■ Entries supplied
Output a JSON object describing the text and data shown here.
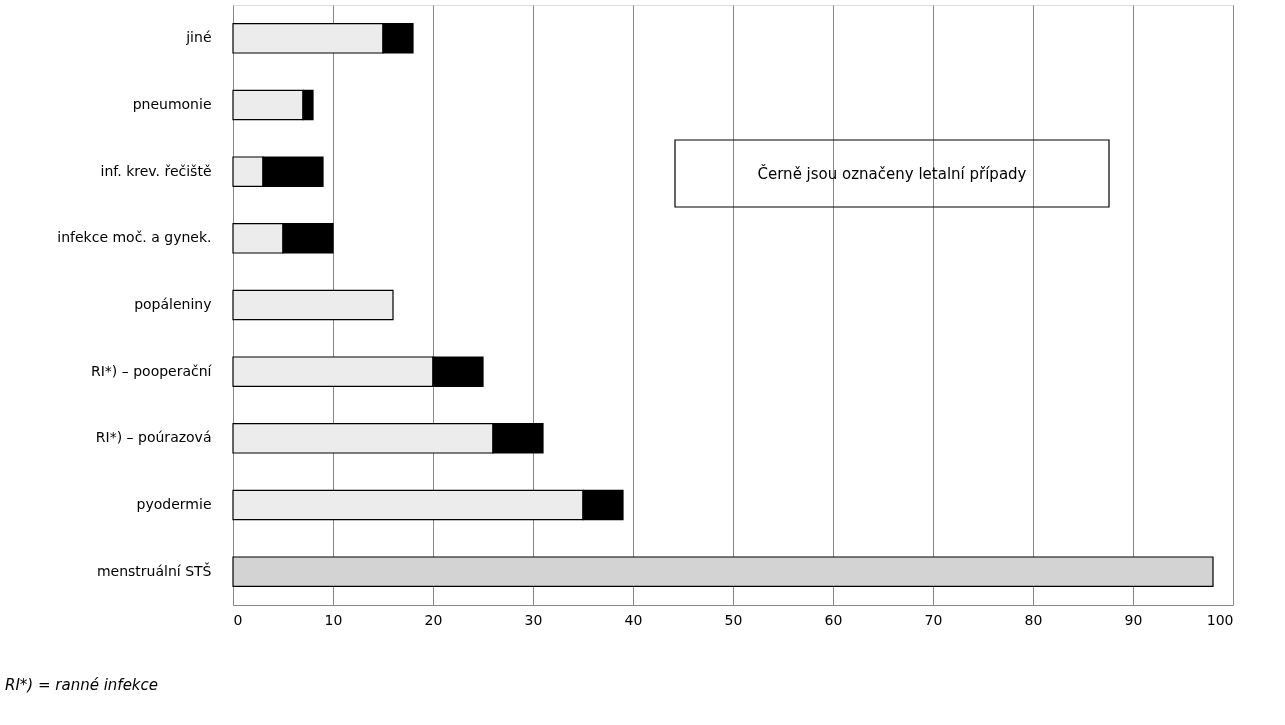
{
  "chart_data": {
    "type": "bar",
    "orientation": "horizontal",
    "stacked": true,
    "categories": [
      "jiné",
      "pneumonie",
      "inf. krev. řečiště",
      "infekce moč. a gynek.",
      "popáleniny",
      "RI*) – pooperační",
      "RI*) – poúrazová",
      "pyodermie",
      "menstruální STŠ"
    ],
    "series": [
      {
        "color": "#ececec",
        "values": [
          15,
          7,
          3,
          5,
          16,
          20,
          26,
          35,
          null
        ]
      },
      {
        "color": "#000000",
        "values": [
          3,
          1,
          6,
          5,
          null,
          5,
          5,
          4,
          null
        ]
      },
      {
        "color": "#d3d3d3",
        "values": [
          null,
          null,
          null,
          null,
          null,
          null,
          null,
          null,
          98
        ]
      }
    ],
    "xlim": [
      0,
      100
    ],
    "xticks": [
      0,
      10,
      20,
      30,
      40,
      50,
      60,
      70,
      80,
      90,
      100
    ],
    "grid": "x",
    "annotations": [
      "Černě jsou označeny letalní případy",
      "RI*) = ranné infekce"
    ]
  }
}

■ Goal
Check each line of the records above for the string "color", and report every line that has it.

■ Exercise result
        "color": "#ececec",
        "color": "#000000",
        "color": "#d3d3d3",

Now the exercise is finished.